Task directions »
Below are records; count the lines that contain "semi" and give only the total.
▼▼▼
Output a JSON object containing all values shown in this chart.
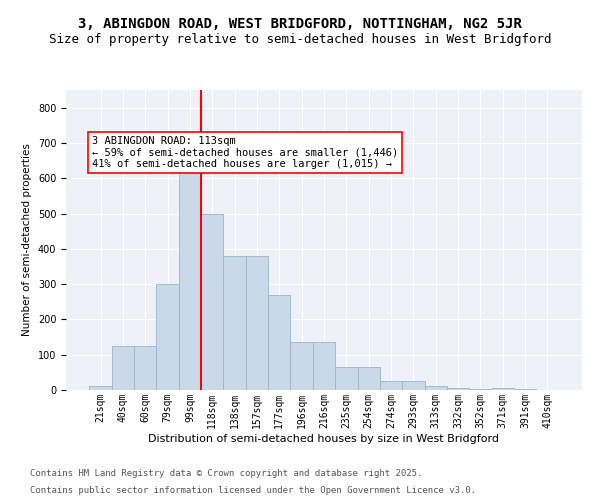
{
  "title": "3, ABINGDON ROAD, WEST BRIDGFORD, NOTTINGHAM, NG2 5JR",
  "subtitle": "Size of property relative to semi-detached houses in West Bridgford",
  "xlabel": "Distribution of semi-detached houses by size in West Bridgford",
  "ylabel": "Number of semi-detached properties",
  "bar_labels": [
    "21sqm",
    "40sqm",
    "60sqm",
    "79sqm",
    "99sqm",
    "118sqm",
    "138sqm",
    "157sqm",
    "177sqm",
    "196sqm",
    "216sqm",
    "235sqm",
    "254sqm",
    "274sqm",
    "293sqm",
    "313sqm",
    "332sqm",
    "352sqm",
    "371sqm",
    "391sqm",
    "410sqm"
  ],
  "bar_values": [
    10,
    125,
    125,
    300,
    635,
    500,
    380,
    380,
    270,
    135,
    135,
    65,
    65,
    25,
    25,
    10,
    5,
    2,
    5,
    2,
    0
  ],
  "bar_color": "#c9d9ea",
  "bar_edge_color": "#9ab4cc",
  "vline_index": 5,
  "vline_color": "red",
  "annotation_text": "3 ABINGDON ROAD: 113sqm\n← 59% of semi-detached houses are smaller (1,446)\n41% of semi-detached houses are larger (1,015) →",
  "annotation_box_color": "white",
  "annotation_box_edge_color": "red",
  "ylim": [
    0,
    850
  ],
  "yticks": [
    0,
    100,
    200,
    300,
    400,
    500,
    600,
    700,
    800
  ],
  "background_color": "#eef2f8",
  "footer_line1": "Contains HM Land Registry data © Crown copyright and database right 2025.",
  "footer_line2": "Contains public sector information licensed under the Open Government Licence v3.0.",
  "title_fontsize": 10,
  "subtitle_fontsize": 9,
  "annotation_fontsize": 7.5,
  "footer_fontsize": 6.5,
  "ylabel_fontsize": 7.5,
  "xlabel_fontsize": 8,
  "tick_fontsize": 7
}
▲▲▲
Task output »
4